# Text shown
####################

This was instrumental in order to ensure we were working to improve our whole system of care and not just the pre-hospital aspect of care. The use of evidence-based medicine has allowed our agency to feel confident in adopting many new procedures and medications. Some of the medications we added include Ketorolac, Ketamine, Norepinephrine, Dobutamine, IV Nitroglycerin, Neuromuscular Blocking agents, TXA, Nicardipine, Heparin, and Pepcid. New procedures include medication assisted intubation, apneic oxygenation, a modified Valsalva maneuver, heads up CPR, double sequential defibrillation, surgical cricothyrotomy, simple thoracostomy and pericardiocentesis.
New equipment included the Handtevy System, additional pediatric specific equipment, pelvic binders, cooling collars and fluid warmers. Although they are culturally accepted, certain medications, procedures, and equipment were eliminated due to evidence suggesting they may be harmful.
In November 2018, our department was invited to present cases treated under the new guidelines for review with a panel of experts at the annual McSwain EMS Trauma Symposium in New Orleans. During this conference we were able to share some of our data on improved outcomes with this panel. As we continue compiling data, we hope to analyze what is and is not working. We anticipate authoring future publications to share our findings with the EMS industry.
The next step to ensure that we allowed for growth was the adoption of just culture concepts. If a treatment or a procedure does not go as expected or a Clinical Guideline was applied inappropriately, our employees know they can reach out to us without fear of disciplinary action. This adjustment to our culture has allowed the staff to feel comfortable asking questions and reporting errors. This has allowed us to grow as a department.

####################

(Entries from a collection)
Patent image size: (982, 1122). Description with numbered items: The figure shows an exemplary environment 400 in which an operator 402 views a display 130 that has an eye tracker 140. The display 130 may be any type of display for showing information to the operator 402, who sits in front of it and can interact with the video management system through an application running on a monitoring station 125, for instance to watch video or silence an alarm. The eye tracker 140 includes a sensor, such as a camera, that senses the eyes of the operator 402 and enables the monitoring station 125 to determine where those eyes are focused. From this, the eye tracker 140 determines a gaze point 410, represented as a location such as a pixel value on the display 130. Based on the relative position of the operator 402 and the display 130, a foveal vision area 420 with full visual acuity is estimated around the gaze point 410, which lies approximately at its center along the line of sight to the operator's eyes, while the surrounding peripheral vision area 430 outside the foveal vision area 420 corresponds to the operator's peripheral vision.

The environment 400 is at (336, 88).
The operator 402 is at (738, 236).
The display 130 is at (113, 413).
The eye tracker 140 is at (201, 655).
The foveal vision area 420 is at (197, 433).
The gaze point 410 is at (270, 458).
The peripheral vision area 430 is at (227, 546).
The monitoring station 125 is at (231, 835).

####################

# Task instructions
**A)** In the EMS guidelines text, when and where was the department invited to present cases treated under the new guidelines?
**B)** From the EMS guidelines text, write out the passage starting at "New equipment included" and ending at "may be harmful.".
**C)** Extend the EMS guidelines text beyond its final sentence.

# Answers per task
**A)** In November 2018, at the annual McSwain EMS Trauma Symposium in New Orleans.

**B)**
New equipment included the Handtevy System, additional pediatric specific equipment, pelvic binders, cooling collars and fluid warmers. Although they are culturally accepted, certain medications, procedures, and equipment were eliminated due to evidence suggesting they may be harmful.

**C)**
How to Continue Progress
EMS leaders, educators and physicians need to continue moving prehospital medicine forward to ensure that we are treating patients to the best of our abilities. Complacency will lead to poor patient care. As a profession, we need to keep up with the latest evidence-based practices and train our providers regularly. Finally, we need to ensure that we are creating an environment for our clinicians to think critically. Protocols and guidelines should not be written in an effort to force providers to follow specific steps in every situation.
They also should not be written to the level of your bottom performers, thus restricting your top performers. Many agencies do this because of liability. Our goal should be to set the bar high and bring everyone up to the highest level possible. Give your employees the tools they need to provide high-quality care to your community. The right set of clinical guidelines and the way they are utilized will be the key factor in achieving this goal.